*** Opening Given entries ***
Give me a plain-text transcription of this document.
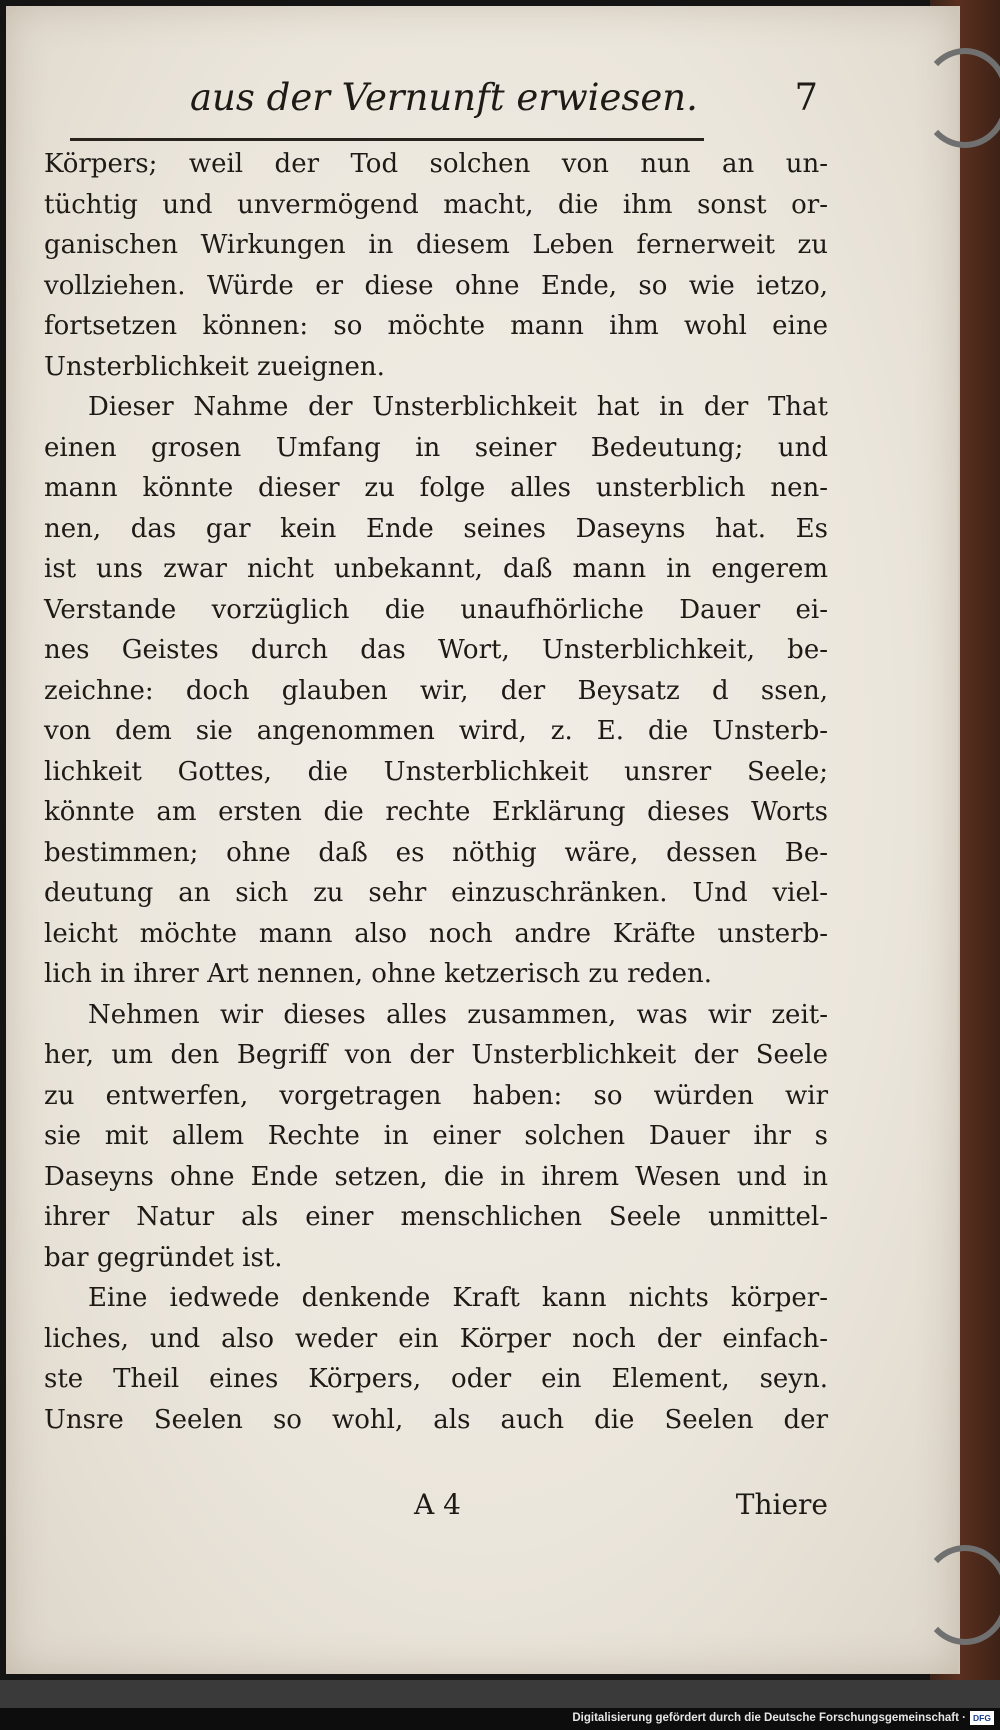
aus der Vernunft erwiesen.	7
Körpers; weil der Tod solchen von nun an un-
tüchtig und unvermögend macht, die ihm sonst or-
ganischen Wirkungen in diesem Leben fernerweit zu
vollziehen. Würde er diese ohne Ende, so wie ietzo,
fortsetzen können: so möchte mann ihm wohl eine
Unsterblichkeit zueignen.
Dieser Nahme der Unsterblichkeit hat in der That
einen grosen Umfang in seiner Bedeutung; und
mann könnte dieser zu folge alles unsterblich nen-
nen, das gar kein Ende seines Daseyns hat. Es
ist uns zwar nicht unbekannt, daß mann in engerem
Verstande vorzüglich die unaufhörliche Dauer ei-
nes Geistes durch das Wort, Unsterblichkeit, be-
zeichne: doch glauben wir, der Beysatz d ssen,
von dem sie angenommen wird, z. E. die Unsterb-
lichkeit Gottes, die Unsterblichkeit unsrer Seele;
könnte am ersten die rechte Erklärung dieses Worts
bestimmen; ohne daß es nöthig wäre, dessen Be-
deutung an sich zu sehr einzuschränken. Und viel-
leicht möchte mann also noch andre Kräfte unsterb-
lich in ihrer Art nennen, ohne ketzerisch zu reden.
Nehmen wir dieses alles zusammen, was wir zeit-
her, um den Begriff von der Unsterblichkeit der Seele
zu entwerfen, vorgetragen haben: so würden wir
sie mit allem Rechte in einer solchen Dauer ihr s
Daseyns ohne Ende setzen, die in ihrem Wesen und in
ihrer Natur als einer menschlichen Seele unmittel-
bar gegründet ist.
Eine iedwede denkende Kraft kann nichts körper-
liches, und also weder ein Körper noch der einfach-
ste Theil eines Körpers, oder ein Element, seyn.
Unsre Seelen so wohl, als auch die Seelen der
A 4	Thiere
Digitalisierung gefördert durch die Deutsche Forschungsgemeinschaft · DFG
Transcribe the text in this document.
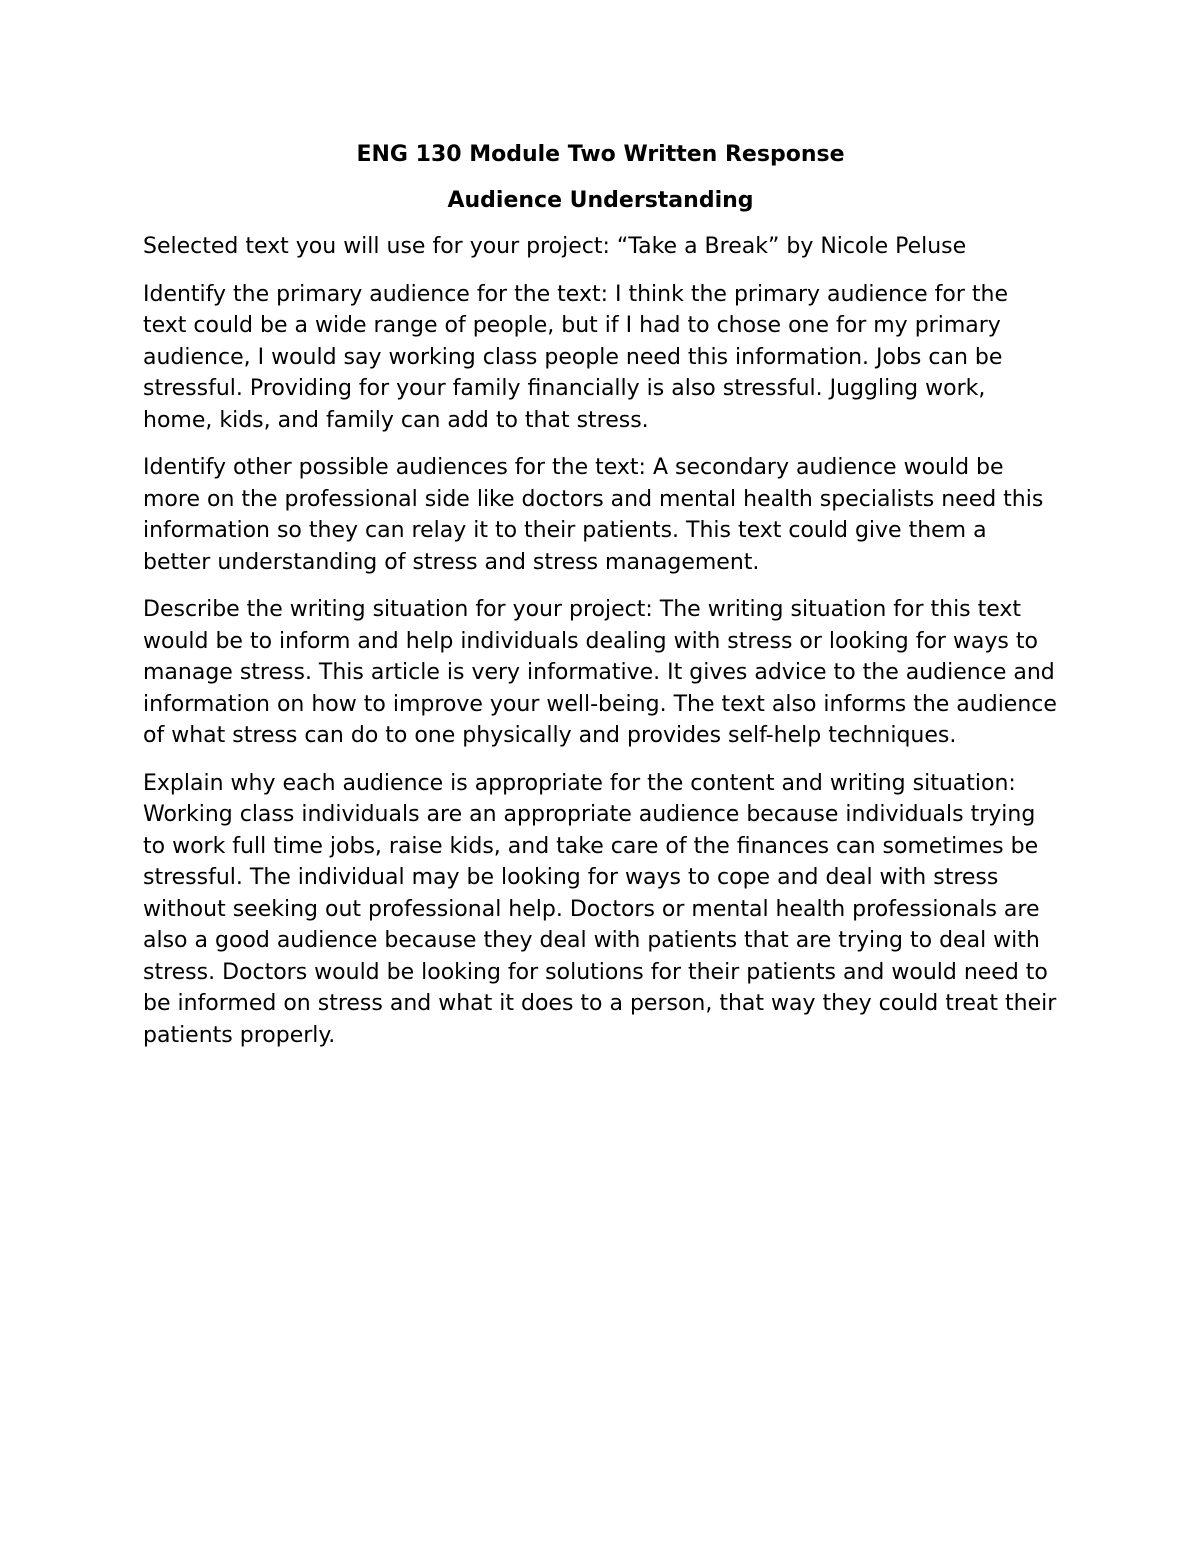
ENG 130 Module Two Written Response
Audience Understanding

Selected text you will use for your project: “Take a Break” by Nicole Peluse

Identify the primary audience for the text: I think the primary audience for the text could be a wide range of people, but if I had to chose one for my primary audience, I would say working class people need this information. Jobs can be stressful. Providing for your family financially is also stressful. Juggling work, home, kids, and family can add to that stress.

Identify other possible audiences for the text: A secondary audience would be more on the professional side like doctors and mental health specialists need this information so they can relay it to their patients. This text could give them a better understanding of stress and stress management.

Describe the writing situation for your project: The writing situation for this text would be to inform and help individuals dealing with stress or looking for ways to manage stress. This article is very informative. It gives advice to the audience and information on how to improve your well-being. The text also informs the audience of what stress can do to one physically and provides self-help techniques.

Explain why each audience is appropriate for the content and writing situation: Working class individuals are an appropriate audience because individuals trying to work full time jobs, raise kids, and take care of the finances can sometimes be stressful. The individual may be looking for ways to cope and deal with stress without seeking out professional help. Doctors or mental health professionals are also a good audience because they deal with patients that are trying to deal with stress. Doctors would be looking for solutions for their patients and would need to be informed on stress and what it does to a person, that way they could treat their patients properly.
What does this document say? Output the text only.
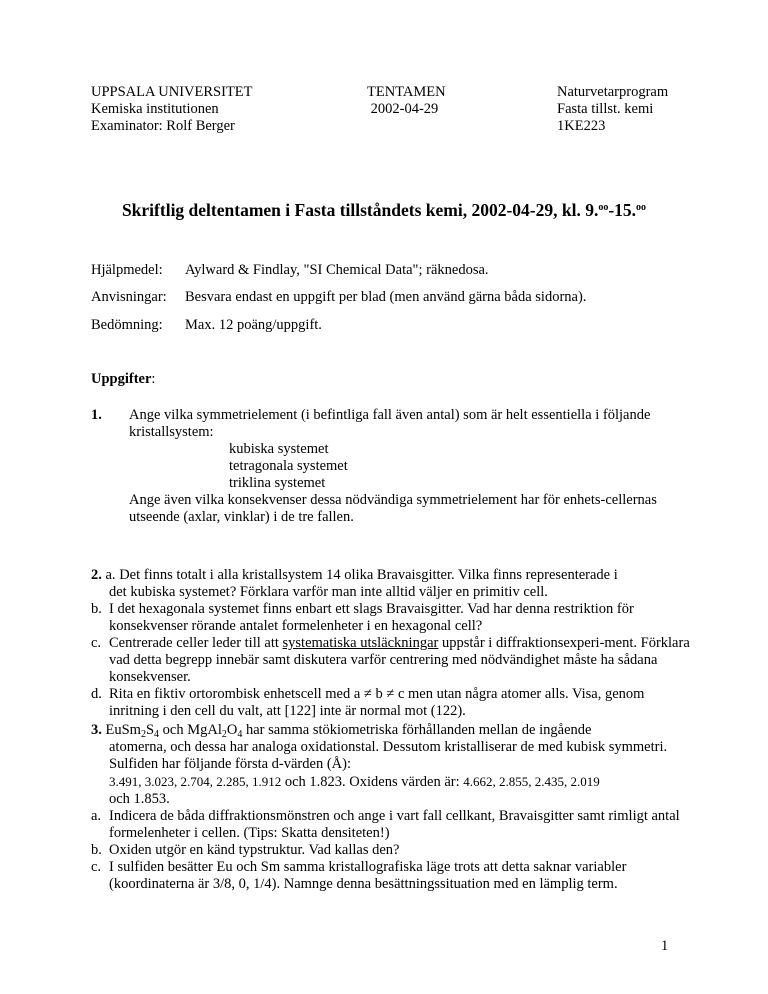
UPPSALA UNIVERSITET
Kemiska institutionen
Examinator: Rolf Berger
TENTAMEN
2002-04-29
Naturvetarprogram
Fasta tillst. kemi
1KE223
Skriftlig deltentamen i Fasta tillståndets kemi, 2002-04-29, kl. 9.$^{oo}$-15.$^{oo}$
Hjälpmedel: Aylward & Findlay, "SI Chemical Data"; räknedosa.
Anvisningar: Besvara endast en uppgift per blad (men använd gärna båda sidorna).
Bedömning: Max. 12 poäng/uppgift.
Uppgifter:

1. Ange vilka symmetrielement (i befintliga fall även antal) som är helt essentiella i följande kristallsystem:

kubiska systemet

tetragonala systemet

triklina systemet

Ange även vilka konsekvenser dessa nödvändiga symmetrielement har för enhets-cellernas utseende (axlar, vinklar) i de tre fallen.

2. a. Det finns totalt i alla kristallsystem 14 olika Bravaisgitter. Vilka finns representerade i

det kubiska systemet? Förklara varför man inte alltid väljer en primitiv cell.

b. I det hexagonala systemet finns enbart ett slags Bravaisgitter. Vad har denna restriktion för konsekvenser rörande antalet formelenheter i en hexagonal cell?
c. Centrerade celler leder till att systematiska utsläckningar uppstår i diffraktionsexperi-ment. Förklara vad detta begrepp innebär samt diskutera varför centrering med nödvändighet måste ha sådana konsekvenser.
d. Rita en fiktiv ortorombisk enhetscell med a ≠ b ≠ c men utan några atomer alls. Visa, genom inritning i den cell du valt, att [122] inte är normal mot (122).

3. $EuSm_2S_4$ och $MgAl_2O_4$ har samma stökiometriska förhållanden mellan de ingående

atomerna, och dessa har analoga oxidationstal. Dessutom kristalliserar de med kubisk symmetri. Sulfiden har följande första d-värden (Å):

3.491, 3.023, 2.704, 2.285, 1.912 och 1.823. Oxidens värden är: 4.662, 2.855, 2.435, 2.019

och 1.853.

a. Indicera de båda diffraktionsmönstren och ange i vart fall cellkant, Bravaisgitter samt rimligt antal formelenheter i cellen. (Tips: Skatta densiteten!)
b. Oxiden utgör en känd typstruktur. Vad kallas den?
c. I sulfiden besätter Eu och Sm samma kristallografiska läge trots att detta saknar variabler (koordinaterna är 3/8, 0, 1/4). Namnge denna besättningssituation med en lämplig term.
1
*** Closing Given entries ***
Task details:
Return all records above verbatim without their pictures.

Written answer:
Give me a plain-text transcription of this document.
aus der Vernunft erwiesen.	7
Körpers; weil der Tod solchen von nun an un-
tüchtig und unvermögend macht, die ihm sonst or-
ganischen Wirkungen in diesem Leben fernerweit zu
vollziehen. Würde er diese ohne Ende, so wie ietzo,
fortsetzen können: so möchte mann ihm wohl eine
Unsterblichkeit zueignen.
Dieser Nahme der Unsterblichkeit hat in der That
einen grosen Umfang in seiner Bedeutung; und
mann könnte dieser zu folge alles unsterblich nen-
nen, das gar kein Ende seines Daseyns hat. Es
ist uns zwar nicht unbekannt, daß mann in engerem
Verstande vorzüglich die unaufhörliche Dauer ei-
nes Geistes durch das Wort, Unsterblichkeit, be-
zeichne: doch glauben wir, der Beysatz d ssen,
von dem sie angenommen wird, z. E. die Unsterb-
lichkeit Gottes, die Unsterblichkeit unsrer Seele;
könnte am ersten die rechte Erklärung dieses Worts
bestimmen; ohne daß es nöthig wäre, dessen Be-
deutung an sich zu sehr einzuschränken. Und viel-
leicht möchte mann also noch andre Kräfte unsterb-
lich in ihrer Art nennen, ohne ketzerisch zu reden.
Nehmen wir dieses alles zusammen, was wir zeit-
her, um den Begriff von der Unsterblichkeit der Seele
zu entwerfen, vorgetragen haben: so würden wir
sie mit allem Rechte in einer solchen Dauer ihr s
Daseyns ohne Ende setzen, die in ihrem Wesen und in
ihrer Natur als einer menschlichen Seele unmittel-
bar gegründet ist.
Eine iedwede denkende Kraft kann nichts körper-
liches, und also weder ein Körper noch der einfach-
ste Theil eines Körpers, oder ein Element, seyn.
Unsre Seelen so wohl, als auch die Seelen der
A 4	Thiere
Digitalisierung gefördert durch die Deutsche Forschungsgemeinschaft · DFG
Transcribe the text in this document.
ENG 130 Module Two Written Response
Audience Understanding

Selected text you will use for your project: “Take a Break” by Nicole Peluse

Identify the primary audience for the text: I think the primary audience for the text could be a wide range of people, but if I had to chose one for my primary audience, I would say working class people need this information. Jobs can be stressful. Providing for your family financially is also stressful. Juggling work, home, kids, and family can add to that stress.

Identify other possible audiences for the text: A secondary audience would be more on the professional side like doctors and mental health specialists need this information so they can relay it to their patients. This text could give them a better understanding of stress and stress management.

Describe the writing situation for your project: The writing situation for this text would be to inform and help individuals dealing with stress or looking for ways to manage stress. This article is very informative. It gives advice to the audience and information on how to improve your well-being. The text also informs the audience of what stress can do to one physically and provides self-help techniques.

Explain why each audience is appropriate for the content and writing situation: Working class individuals are an appropriate audience because individuals trying to work full time jobs, raise kids, and take care of the finances can sometimes be stressful. The individual may be looking for ways to cope and deal with stress without seeking out professional help. Doctors or mental health professionals are also a good audience because they deal with patients that are trying to deal with stress. Doctors would be looking for solutions for their patients and would need to be informed on stress and what it does to a person, that way they could treat their patients properly.
What does this document say? Output the text only.
UPPSALA UNIVERSITET
Kemiska institutionen
Examinator: Rolf Berger
TENTAMEN
2002-04-29
Naturvetarprogram
Fasta tillst. kemi
1KE223
Skriftlig deltentamen i Fasta tillståndets kemi, 2002-04-29, kl. 9.$^{oo}$-15.$^{oo}$
Hjälpmedel: Aylward & Findlay, "SI Chemical Data"; räknedosa.
Anvisningar: Besvara endast en uppgift per blad (men använd gärna båda sidorna).
Bedömning: Max. 12 poäng/uppgift.
Uppgifter:

1. Ange vilka symmetrielement (i befintliga fall även antal) som är helt essentiella i följande kristallsystem:

kubiska systemet

tetragonala systemet

triklina systemet

Ange även vilka konsekvenser dessa nödvändiga symmetrielement har för enhets-cellernas utseende (axlar, vinklar) i de tre fallen.

2. a. Det finns totalt i alla kristallsystem 14 olika Bravaisgitter. Vilka finns representerade i

det kubiska systemet? Förklara varför man inte alltid väljer en primitiv cell.

b. I det hexagonala systemet finns enbart ett slags Bravaisgitter. Vad har denna restriktion för konsekvenser rörande antalet formelenheter i en hexagonal cell?
c. Centrerade celler leder till att systematiska utsläckningar uppstår i diffraktionsexperi-ment. Förklara vad detta begrepp innebär samt diskutera varför centrering med nödvändighet måste ha sådana konsekvenser.
d. Rita en fiktiv ortorombisk enhetscell med a ≠ b ≠ c men utan några atomer alls. Visa, genom inritning i den cell du valt, att [122] inte är normal mot (122).

3. $EuSm_2S_4$ och $MgAl_2O_4$ har samma stökiometriska förhållanden mellan de ingående

atomerna, och dessa har analoga oxidationstal. Dessutom kristalliserar de med kubisk symmetri. Sulfiden har följande första d-värden (Å):

3.491, 3.023, 2.704, 2.285, 1.912 och 1.823. Oxidens värden är: 4.662, 2.855, 2.435, 2.019

och 1.853.

a. Indicera de båda diffraktionsmönstren och ange i vart fall cellkant, Bravaisgitter samt rimligt antal formelenheter i cellen. (Tips: Skatta densiteten!)
b. Oxiden utgör en känd typstruktur. Vad kallas den?
c. I sulfiden besätter Eu och Sm samma kristallografiska läge trots att detta saknar variabler (koordinaterna är 3/8, 0, 1/4). Namnge denna besättningssituation med en lämplig term.
1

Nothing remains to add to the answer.